▸ **Testo fornito**:
--

Alcuni di tali beni sono molto semplici strutturalmente e anche economici, cosicché non è convenienza a ripararli, essi vengono per questo denominati: componenti “non riparabili”. La maggior parte però dei beni strumentali sono assai complessi e costosi, per cui sarebbe impensabile non ripararli, quando funzionamento in modo anomalo o addirittura sono guasti e non funzionano affatto

Sorge così la duplice necessità di poter intervenire con risorse di vario genere (umane, materiali economiche) per poter riportare alle condizioni di funzionamento il bene che non lo è più.. Evidentemente la funzione che presiede quest’attività di riparazione è la manutenzione, la quale però deve poter contare su componenti disponibili per rimpiazzare quelli che si sono guastati a bordo del bene strumentale.

Le attività basilari

In questo articolo non ci occupiamo però della manutenzione, ma di tutto ciò che riguarda la gestione dei componenti detti comunemente ricambi e più precisamente materiali tecnici; con questo termine s’intendono oltre ai ricambi, anche altri prodotti che non sono deputati alla sostituzione, bensì sono di supporto al buon funzionamento degli impianti (lubrificamiti, decapanti, collanti, etc.). Provvedere alla disponibilità di materiali tecnici significa occuparsi di un processo dalle caratteristiche eminentemente logistiche, tuttavia nell’ambito aziendale non è sempre la logistica che si occupa dell’approvvigionamento e della gestione di tale materiale di ricambio; a seconda dell’organizzazione aziendale assegna questo in carico alla manutenzione, acquisti, produzione oppure costituisce una funzione ad hoc.

--

▸ **Dati forniti**:
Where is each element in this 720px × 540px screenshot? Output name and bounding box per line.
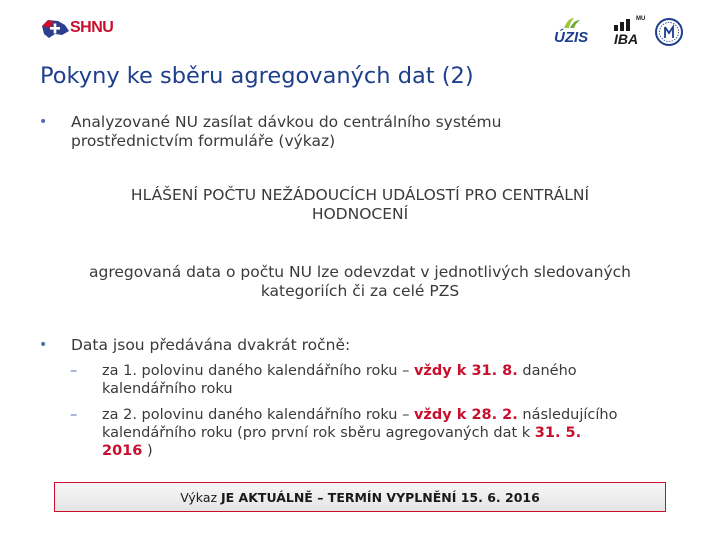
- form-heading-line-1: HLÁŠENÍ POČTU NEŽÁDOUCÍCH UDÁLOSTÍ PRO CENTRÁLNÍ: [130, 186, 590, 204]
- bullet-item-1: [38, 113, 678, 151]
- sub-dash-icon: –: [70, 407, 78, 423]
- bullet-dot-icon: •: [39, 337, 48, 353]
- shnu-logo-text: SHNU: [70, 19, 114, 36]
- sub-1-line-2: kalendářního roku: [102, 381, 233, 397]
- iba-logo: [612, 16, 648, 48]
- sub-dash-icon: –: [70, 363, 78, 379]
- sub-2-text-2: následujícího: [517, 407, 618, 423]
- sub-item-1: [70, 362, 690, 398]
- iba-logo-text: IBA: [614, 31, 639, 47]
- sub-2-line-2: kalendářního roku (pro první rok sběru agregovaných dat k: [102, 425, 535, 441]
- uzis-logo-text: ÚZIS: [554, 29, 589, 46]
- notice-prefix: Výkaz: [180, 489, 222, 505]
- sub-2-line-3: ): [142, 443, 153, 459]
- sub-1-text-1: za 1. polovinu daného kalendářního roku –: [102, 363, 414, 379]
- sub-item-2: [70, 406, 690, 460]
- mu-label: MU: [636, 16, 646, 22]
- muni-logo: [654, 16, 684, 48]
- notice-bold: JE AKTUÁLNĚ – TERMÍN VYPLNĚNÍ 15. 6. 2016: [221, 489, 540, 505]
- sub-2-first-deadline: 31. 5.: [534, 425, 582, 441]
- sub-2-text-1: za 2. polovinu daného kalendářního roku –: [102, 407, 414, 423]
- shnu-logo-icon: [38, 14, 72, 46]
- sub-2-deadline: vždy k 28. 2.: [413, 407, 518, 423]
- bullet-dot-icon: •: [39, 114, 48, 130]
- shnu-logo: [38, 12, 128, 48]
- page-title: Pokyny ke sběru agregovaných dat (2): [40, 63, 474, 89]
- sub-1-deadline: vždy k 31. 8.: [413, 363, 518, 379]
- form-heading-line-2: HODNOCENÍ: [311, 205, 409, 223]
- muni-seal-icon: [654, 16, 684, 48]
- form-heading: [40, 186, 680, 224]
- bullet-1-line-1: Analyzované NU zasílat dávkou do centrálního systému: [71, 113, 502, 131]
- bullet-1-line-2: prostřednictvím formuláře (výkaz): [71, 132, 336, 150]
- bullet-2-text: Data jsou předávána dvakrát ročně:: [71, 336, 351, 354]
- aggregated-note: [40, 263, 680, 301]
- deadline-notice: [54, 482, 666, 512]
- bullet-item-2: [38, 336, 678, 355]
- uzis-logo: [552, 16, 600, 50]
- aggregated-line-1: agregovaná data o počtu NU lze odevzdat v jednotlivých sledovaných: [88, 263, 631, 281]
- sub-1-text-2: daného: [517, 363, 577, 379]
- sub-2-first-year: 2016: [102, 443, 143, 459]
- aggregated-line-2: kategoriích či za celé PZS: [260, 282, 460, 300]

--

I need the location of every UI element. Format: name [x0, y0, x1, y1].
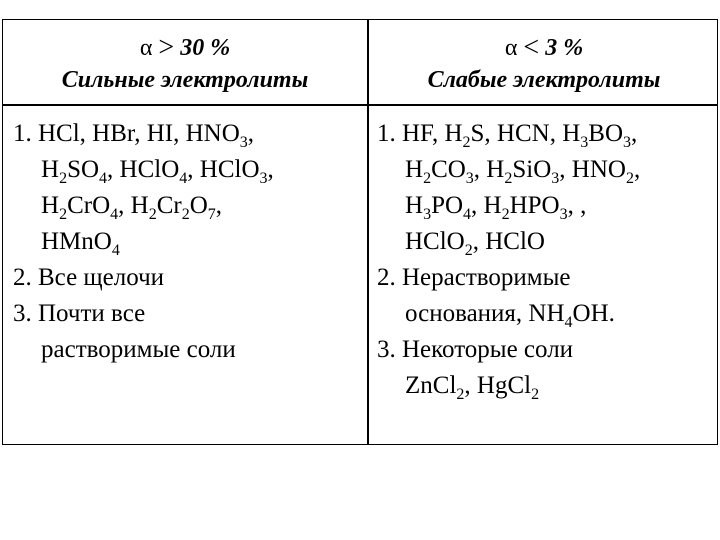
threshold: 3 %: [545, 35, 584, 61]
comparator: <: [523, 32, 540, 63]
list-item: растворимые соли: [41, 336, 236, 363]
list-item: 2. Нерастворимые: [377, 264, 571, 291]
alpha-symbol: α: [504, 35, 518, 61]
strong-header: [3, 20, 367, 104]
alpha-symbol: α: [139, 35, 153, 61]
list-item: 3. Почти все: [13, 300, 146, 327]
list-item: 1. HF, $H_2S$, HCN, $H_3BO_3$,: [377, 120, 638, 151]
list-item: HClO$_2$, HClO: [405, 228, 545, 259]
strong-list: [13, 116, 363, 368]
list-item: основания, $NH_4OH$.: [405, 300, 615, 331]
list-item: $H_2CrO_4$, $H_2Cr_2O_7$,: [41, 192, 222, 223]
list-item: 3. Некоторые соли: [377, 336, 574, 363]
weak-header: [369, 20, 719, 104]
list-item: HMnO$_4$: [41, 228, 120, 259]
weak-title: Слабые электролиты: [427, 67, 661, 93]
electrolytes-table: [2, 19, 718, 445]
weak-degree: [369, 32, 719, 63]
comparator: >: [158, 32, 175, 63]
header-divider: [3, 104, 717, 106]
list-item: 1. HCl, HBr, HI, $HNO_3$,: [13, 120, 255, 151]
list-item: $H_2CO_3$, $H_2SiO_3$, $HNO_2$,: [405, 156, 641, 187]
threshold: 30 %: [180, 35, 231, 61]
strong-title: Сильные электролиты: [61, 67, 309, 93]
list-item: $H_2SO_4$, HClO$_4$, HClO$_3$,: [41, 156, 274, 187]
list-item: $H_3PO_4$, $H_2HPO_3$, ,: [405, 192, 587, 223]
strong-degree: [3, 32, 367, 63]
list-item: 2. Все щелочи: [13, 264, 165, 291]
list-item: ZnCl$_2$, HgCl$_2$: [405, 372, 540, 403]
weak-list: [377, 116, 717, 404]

--

▸ **Compiti da svolgere**:
1. Dal testo sui materiali tecnici, elenca le funzioni aziendali nominate dopo le parole "assegna questo in carico alla".
2. Stabilisci se ciascuna affermazione concorda con il testo sui materiali tecnici. Rispondi sì o no e riporta tra virgolette le parole del testo che lo determinano.
(a) L'articolo si occupa della manutenzione.
(b) Con il termine materiali tecnici si indicano soltanto i ricambi.
(c) Garantire la disponibilità di materiali tecnici è un processo con caratteristiche principalmente logistiche.
3. Prosegui il testo sui materiali tecnici a partire dalla sua ultima frase.

▸ **Risultati attesi**:
1.
- manutenzione
- acquisti
- produzione
- una funzione ad hoc

2.
(a) No: "In questo articolo non ci occupiamo però della manutenzione"
(b) No: "s’intendono oltre ai ricambi, anche altri prodotti che non sono deputati alla sostituzione"
(c) Sì: "significa occuparsi di un processo dalle caratteristiche eminentemente logistiche"

3.
Entrando più nel vivo della disciplina: materiali tecnici per la manutenzione, occorre considerare le attività fondamentali in cui si decompone il processo che rende disponibili i ricambi al momento e nel luogo opportuni.

Occorrerà per esempio dotarsi di un sistema di codifica con cui poter associare una sigla a ciascun componente fisico, che permetta di denotarne le caratteristiche salienti, la sua ubicazione all’interno del magazzino e altri dati di carattere tecnico gestionale. Fondamentale è la scelta dei materiali da tenere magazzino, per questo scopo occorre considerare quali siano i guasti potenziali la cui riparazione comporti la sostituzione della componentistica. A tal fine giova riferirsi allo storico dei consumi di ricambi già presenti in azienda, qualora effettivamente l’azienda abbia già una storia di ricambi di manutenzione. Nel caso più generale, si rende necessario analizzare, ad esempio col metodo FMECA, le anomalie potenziali del mezzo di lavoro che comportano l’utilizzo di ricambistica.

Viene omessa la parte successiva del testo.